> YOUR GOAL: Show all lines that include the string "adversário"; copy each one.

> INFORMATION SHOWN:
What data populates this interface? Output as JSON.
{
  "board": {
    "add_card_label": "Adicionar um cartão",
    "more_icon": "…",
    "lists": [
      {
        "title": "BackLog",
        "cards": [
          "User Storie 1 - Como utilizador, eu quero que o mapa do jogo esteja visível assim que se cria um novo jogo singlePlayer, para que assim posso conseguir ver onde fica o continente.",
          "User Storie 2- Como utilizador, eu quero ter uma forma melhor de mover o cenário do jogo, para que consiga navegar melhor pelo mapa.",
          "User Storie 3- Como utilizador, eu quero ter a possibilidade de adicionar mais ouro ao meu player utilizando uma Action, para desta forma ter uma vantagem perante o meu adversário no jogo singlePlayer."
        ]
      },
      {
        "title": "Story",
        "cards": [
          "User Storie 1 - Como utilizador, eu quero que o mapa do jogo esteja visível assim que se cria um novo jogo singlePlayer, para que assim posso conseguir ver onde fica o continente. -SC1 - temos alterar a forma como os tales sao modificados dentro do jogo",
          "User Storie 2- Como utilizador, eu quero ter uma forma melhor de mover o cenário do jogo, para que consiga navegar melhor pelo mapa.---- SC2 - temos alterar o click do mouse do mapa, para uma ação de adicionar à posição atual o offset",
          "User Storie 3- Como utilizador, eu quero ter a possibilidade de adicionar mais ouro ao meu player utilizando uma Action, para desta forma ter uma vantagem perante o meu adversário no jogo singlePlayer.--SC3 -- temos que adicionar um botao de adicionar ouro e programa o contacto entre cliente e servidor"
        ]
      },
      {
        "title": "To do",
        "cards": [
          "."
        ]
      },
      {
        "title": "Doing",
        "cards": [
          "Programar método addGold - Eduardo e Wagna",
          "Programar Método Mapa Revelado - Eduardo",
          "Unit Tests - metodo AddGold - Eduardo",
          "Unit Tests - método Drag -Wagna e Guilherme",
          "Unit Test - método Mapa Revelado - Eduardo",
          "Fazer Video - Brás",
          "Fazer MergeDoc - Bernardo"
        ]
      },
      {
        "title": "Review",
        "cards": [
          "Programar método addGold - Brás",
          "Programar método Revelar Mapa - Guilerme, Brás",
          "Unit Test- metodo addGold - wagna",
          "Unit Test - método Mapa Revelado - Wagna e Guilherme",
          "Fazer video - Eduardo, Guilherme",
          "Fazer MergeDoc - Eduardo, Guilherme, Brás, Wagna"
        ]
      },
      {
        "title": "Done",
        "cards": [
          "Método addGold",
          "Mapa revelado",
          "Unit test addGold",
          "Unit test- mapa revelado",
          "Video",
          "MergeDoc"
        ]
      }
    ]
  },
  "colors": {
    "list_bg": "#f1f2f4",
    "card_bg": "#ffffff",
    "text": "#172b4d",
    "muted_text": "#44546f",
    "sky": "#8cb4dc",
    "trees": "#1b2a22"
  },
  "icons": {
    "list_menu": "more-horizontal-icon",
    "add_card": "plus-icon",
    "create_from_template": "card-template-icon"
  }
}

> TASK OUTPUT:
          "User Storie 3- Como utilizador, eu quero ter a possibilidade de adicionar mais ouro ao meu player utilizando uma Action, para desta forma ter uma vantagem perante o meu adversário no jogo singlePlayer."
          "User Storie 3- Como utilizador, eu quero ter a possibilidade de adicionar mais ouro ao meu player utilizando uma Action, para desta forma ter uma vantagem perante o meu adversário no jogo singlePlayer.--SC3 -- temos que adicionar um botao de adicionar ouro e programa o contacto entre cliente e servidor"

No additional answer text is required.